-- Start of INPUT DATA --

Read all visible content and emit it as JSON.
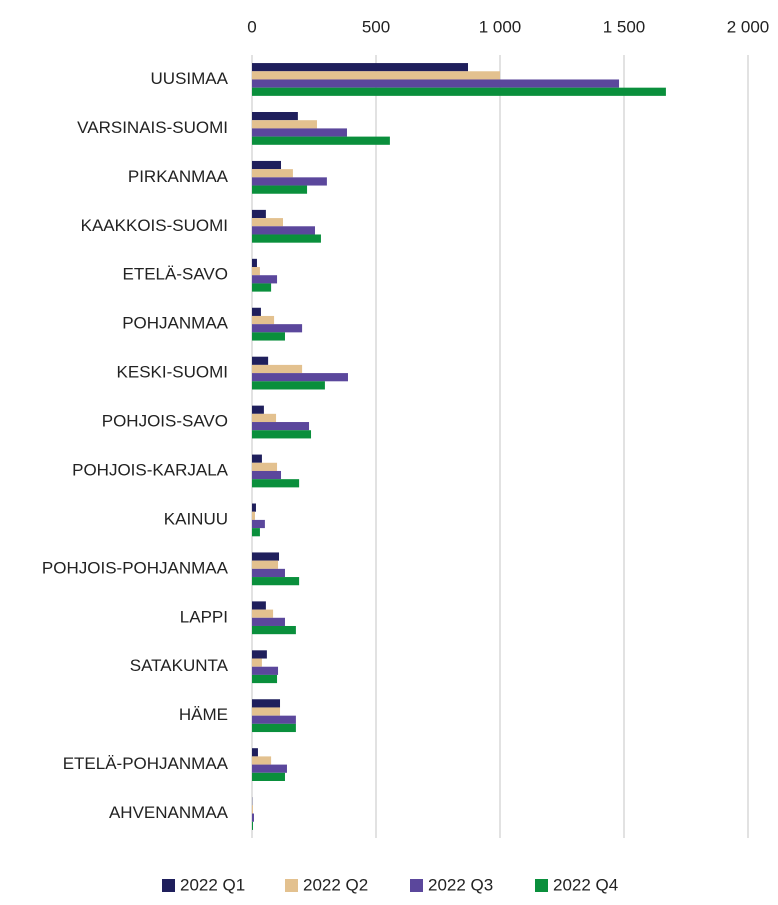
{
  "chart_data": {
    "type": "hbar",
    "categories": [
      "UUSIMAA",
      "VARSINAIS-SUOMI",
      "PIRKANMAA",
      "KAAKKOIS-SUOMI",
      "ETELÄ-SAVO",
      "POHJANMAA",
      "KESKI-SUOMI",
      "POHJOIS-SAVO",
      "POHJOIS-KARJALA",
      "KAINUU",
      "POHJOIS-POHJANMAA",
      "LAPPI",
      "SATAKUNTA",
      "HÄME",
      "ETELÄ-POHJANMAA",
      "AHVENANMAA"
    ],
    "series": [
      {
        "name": "2022 Q1",
        "color": "#1f1f5c",
        "values": [
          871,
          185,
          117,
          56,
          20,
          36,
          65,
          48,
          40,
          16,
          109,
          56,
          60,
          113,
          24,
          1
        ]
      },
      {
        "name": "2022 Q2",
        "color": "#e3c18f",
        "values": [
          1000,
          262,
          165,
          125,
          32,
          89,
          202,
          97,
          101,
          12,
          105,
          85,
          40,
          113,
          77,
          4
        ]
      },
      {
        "name": "2022 Q3",
        "color": "#5b479c",
        "values": [
          1480,
          383,
          302,
          254,
          101,
          202,
          387,
          230,
          117,
          52,
          133,
          133,
          105,
          177,
          141,
          8
        ]
      },
      {
        "name": "2022 Q4",
        "color": "#0a8f3c",
        "values": [
          1669,
          556,
          222,
          278,
          77,
          133,
          294,
          238,
          190,
          32,
          190,
          177,
          101,
          177,
          133,
          4
        ]
      }
    ],
    "xlim": [
      0,
      2000
    ],
    "xticks": [
      0,
      500,
      {
        "value": 1000,
        "label": "1 000"
      },
      {
        "value": 1500,
        "label": "1 500"
      },
      {
        "value": 2000,
        "label": "2 000"
      }
    ],
    "grid": true,
    "legend": "bottom"
  }
}
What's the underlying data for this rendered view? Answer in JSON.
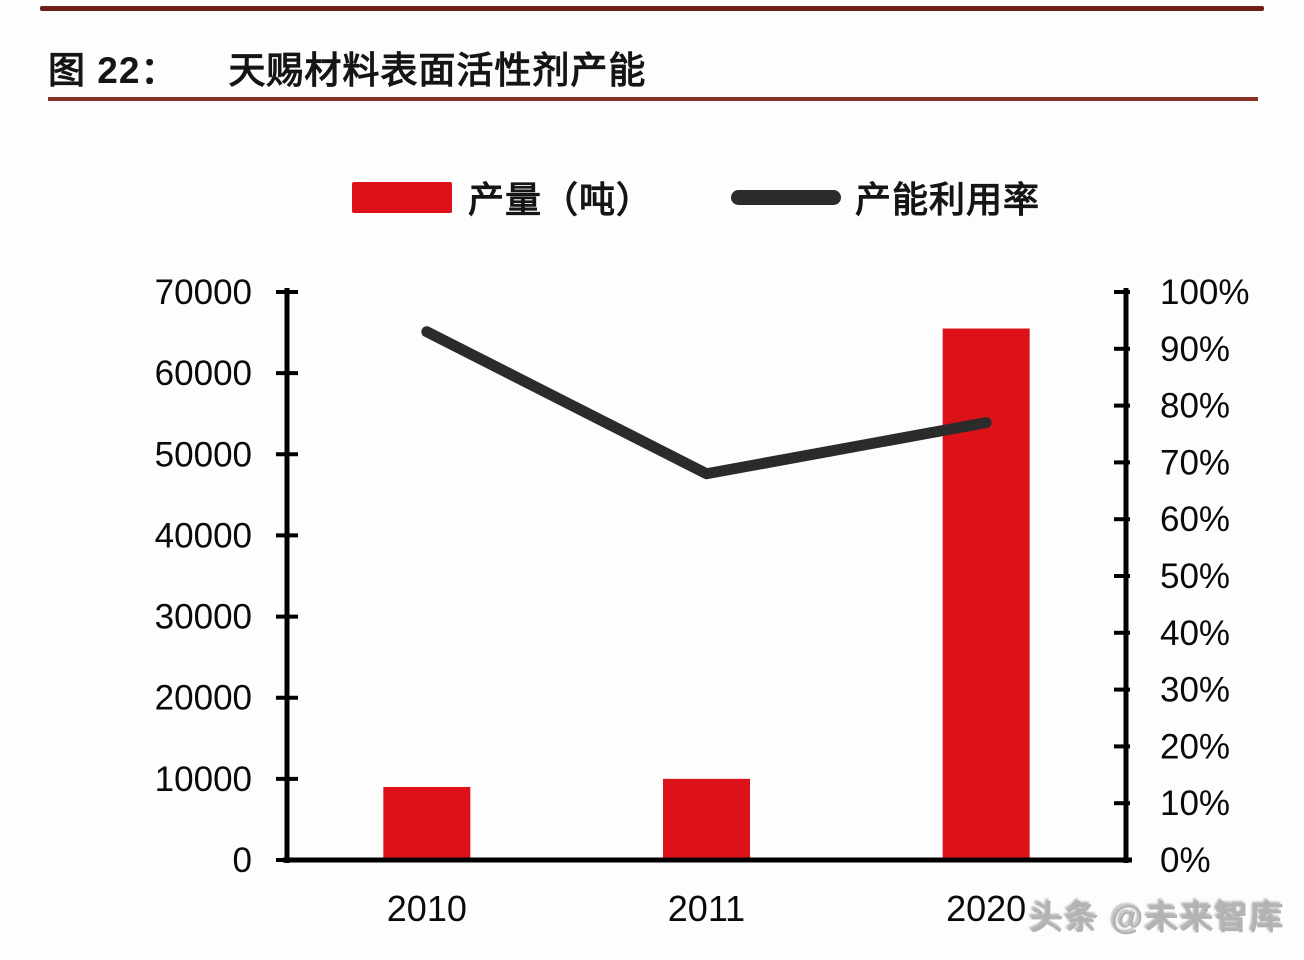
{
  "figure": {
    "label": "图 22：",
    "title": "天赐材料表面活性剂产能"
  },
  "watermark": "头条 @未来智库",
  "colors": {
    "bar": "#dd1118",
    "line": "#2b2b2b",
    "axis": "#000000",
    "title_rule": "#8b3226",
    "top_rule": "#6e2018"
  },
  "chart_data": {
    "type": "bar",
    "subtype": "bar+line combo, dual axis",
    "title": "天赐材料表面活性剂产能",
    "categories": [
      "2010",
      "2011",
      "2020"
    ],
    "series": [
      {
        "name": "产量（吨）",
        "type": "bar",
        "axis": "left",
        "values": [
          9000,
          10000,
          65500
        ]
      },
      {
        "name": "产能利用率",
        "type": "line",
        "axis": "right",
        "values_pct": [
          93,
          68,
          77
        ]
      }
    ],
    "left_axis": {
      "min": 0,
      "max": 70000,
      "step": 10000,
      "tick_labels": [
        "0",
        "10000",
        "20000",
        "30000",
        "40000",
        "50000",
        "60000",
        "70000"
      ]
    },
    "right_axis": {
      "min_pct": 0,
      "max_pct": 100,
      "step_pct": 10,
      "tick_labels": [
        "0%",
        "10%",
        "20%",
        "30%",
        "40%",
        "50%",
        "60%",
        "70%",
        "80%",
        "90%",
        "100%"
      ]
    },
    "legend_position": "top",
    "grid": false
  }
}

-- End of INPUT DATA --

* [WHAT THIS TASK INVOLVES]
Restate each line of the records exactly; pictures do not belong in the copy.

* [EXERCISE RESPONSE]
Read all visible content and emit it as JSON.
{
  "chart_data": {
    "type": "hbar",
    "categories": [
      "UUSIMAA",
      "VARSINAIS-SUOMI",
      "PIRKANMAA",
      "KAAKKOIS-SUOMI",
      "ETELÄ-SAVO",
      "POHJANMAA",
      "KESKI-SUOMI",
      "POHJOIS-SAVO",
      "POHJOIS-KARJALA",
      "KAINUU",
      "POHJOIS-POHJANMAA",
      "LAPPI",
      "SATAKUNTA",
      "HÄME",
      "ETELÄ-POHJANMAA",
      "AHVENANMAA"
    ],
    "series": [
      {
        "name": "2022 Q1",
        "color": "#1f1f5c",
        "values": [
          871,
          185,
          117,
          56,
          20,
          36,
          65,
          48,
          40,
          16,
          109,
          56,
          60,
          113,
          24,
          1
        ]
      },
      {
        "name": "2022 Q2",
        "color": "#e3c18f",
        "values": [
          1000,
          262,
          165,
          125,
          32,
          89,
          202,
          97,
          101,
          12,
          105,
          85,
          40,
          113,
          77,
          4
        ]
      },
      {
        "name": "2022 Q3",
        "color": "#5b479c",
        "values": [
          1480,
          383,
          302,
          254,
          101,
          202,
          387,
          230,
          117,
          52,
          133,
          133,
          105,
          177,
          141,
          8
        ]
      },
      {
        "name": "2022 Q4",
        "color": "#0a8f3c",
        "values": [
          1669,
          556,
          222,
          278,
          77,
          133,
          294,
          238,
          190,
          32,
          190,
          177,
          101,
          177,
          133,
          4
        ]
      }
    ],
    "xlim": [
      0,
      2000
    ],
    "xticks": [
      0,
      500,
      {
        "value": 1000,
        "label": "1 000"
      },
      {
        "value": 1500,
        "label": "1 500"
      },
      {
        "value": 2000,
        "label": "2 000"
      }
    ],
    "grid": true,
    "legend": "bottom"
  }
}
What's the underlying data for this rendered view? Answer in JSON.
{
  "figure": {
    "label": "图 22：",
    "title": "天赐材料表面活性剂产能"
  },
  "watermark": "头条 @未来智库",
  "colors": {
    "bar": "#dd1118",
    "line": "#2b2b2b",
    "axis": "#000000",
    "title_rule": "#8b3226",
    "top_rule": "#6e2018"
  },
  "chart_data": {
    "type": "bar",
    "subtype": "bar+line combo, dual axis",
    "title": "天赐材料表面活性剂产能",
    "categories": [
      "2010",
      "2011",
      "2020"
    ],
    "series": [
      {
        "name": "产量（吨）",
        "type": "bar",
        "axis": "left",
        "values": [
          9000,
          10000,
          65500
        ]
      },
      {
        "name": "产能利用率",
        "type": "line",
        "axis": "right",
        "values_pct": [
          93,
          68,
          77
        ]
      }
    ],
    "left_axis": {
      "min": 0,
      "max": 70000,
      "step": 10000,
      "tick_labels": [
        "0",
        "10000",
        "20000",
        "30000",
        "40000",
        "50000",
        "60000",
        "70000"
      ]
    },
    "right_axis": {
      "min_pct": 0,
      "max_pct": 100,
      "step_pct": 10,
      "tick_labels": [
        "0%",
        "10%",
        "20%",
        "30%",
        "40%",
        "50%",
        "60%",
        "70%",
        "80%",
        "90%",
        "100%"
      ]
    },
    "legend_position": "top",
    "grid": false
  }
}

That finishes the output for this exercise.